=== WHAT TO DO ===
Rewrite the lines of the records with "FancyBboxPatch shape" changed to "Rounded box" everywhere and everything else unchanged. Leave the pictures out of your answer.

▶

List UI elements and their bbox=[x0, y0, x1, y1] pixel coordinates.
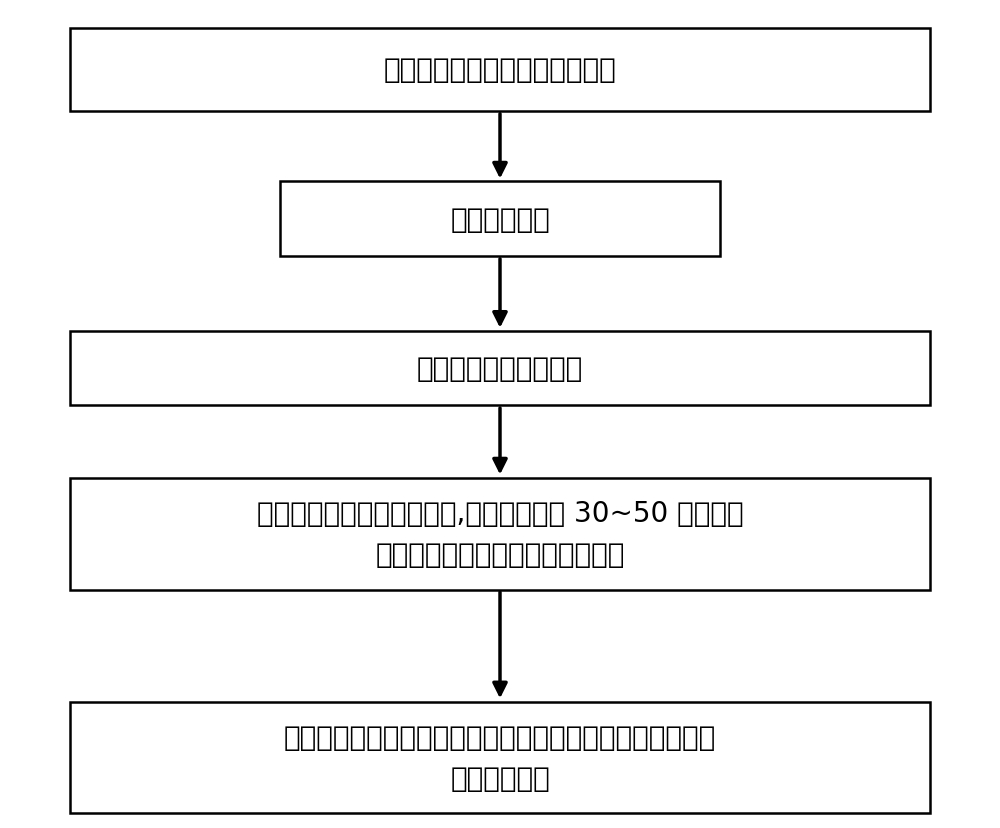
FancyBboxPatch shape bbox=[70, 331, 930, 406]
FancyBboxPatch shape bbox=[280, 182, 720, 257]
Text: 钻遇漏失层后，判断漏失情况。: 钻遇漏失层后，判断漏失情况。 bbox=[384, 56, 616, 84]
Text: 向钻杆内打入堵漏泥浆，使填充物与堵漏泥浆进入漏层，从
而实现堵漏。: 向钻杆内打入堵漏泥浆，使填充物与堵漏泥浆进入漏层，从 而实现堵漏。 bbox=[284, 723, 716, 792]
Text: 将堵漏筒，下入井内。: 将堵漏筒，下入井内。 bbox=[417, 354, 583, 383]
Text: 堵漏筒下入到漏层井段上部,在距离漏层约 30~50 米灌满水
眼，开泵顶出、释放筒内填充物。: 堵漏筒下入到漏层井段上部,在距离漏层约 30~50 米灌满水 眼，开泵顶出、释放… bbox=[257, 499, 743, 569]
FancyBboxPatch shape bbox=[70, 29, 930, 112]
FancyBboxPatch shape bbox=[70, 479, 930, 590]
FancyBboxPatch shape bbox=[70, 701, 930, 813]
Text: 加工堵漏筒。: 加工堵漏筒。 bbox=[450, 205, 550, 233]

◀

=== REPLY ===
List UI elements and their bbox=[x0, y0, x1, y1] pixel coordinates.
Rounded box bbox=[70, 331, 930, 406]
Rounded box bbox=[280, 182, 720, 257]
Text: 钻遇漏失层后，判断漏失情况。: 钻遇漏失层后，判断漏失情况。 bbox=[384, 56, 616, 84]
Text: 向钻杆内打入堵漏泥浆，使填充物与堵漏泥浆进入漏层，从
而实现堵漏。: 向钻杆内打入堵漏泥浆，使填充物与堵漏泥浆进入漏层，从 而实现堵漏。 bbox=[284, 723, 716, 792]
Text: 将堵漏筒，下入井内。: 将堵漏筒，下入井内。 bbox=[417, 354, 583, 383]
Text: 堵漏筒下入到漏层井段上部,在距离漏层约 30~50 米灌满水
眼，开泵顶出、释放筒内填充物。: 堵漏筒下入到漏层井段上部,在距离漏层约 30~50 米灌满水 眼，开泵顶出、释放… bbox=[257, 499, 743, 569]
Rounded box bbox=[70, 29, 930, 112]
Rounded box bbox=[70, 479, 930, 590]
Rounded box bbox=[70, 701, 930, 813]
Text: 加工堵漏筒。: 加工堵漏筒。 bbox=[450, 205, 550, 233]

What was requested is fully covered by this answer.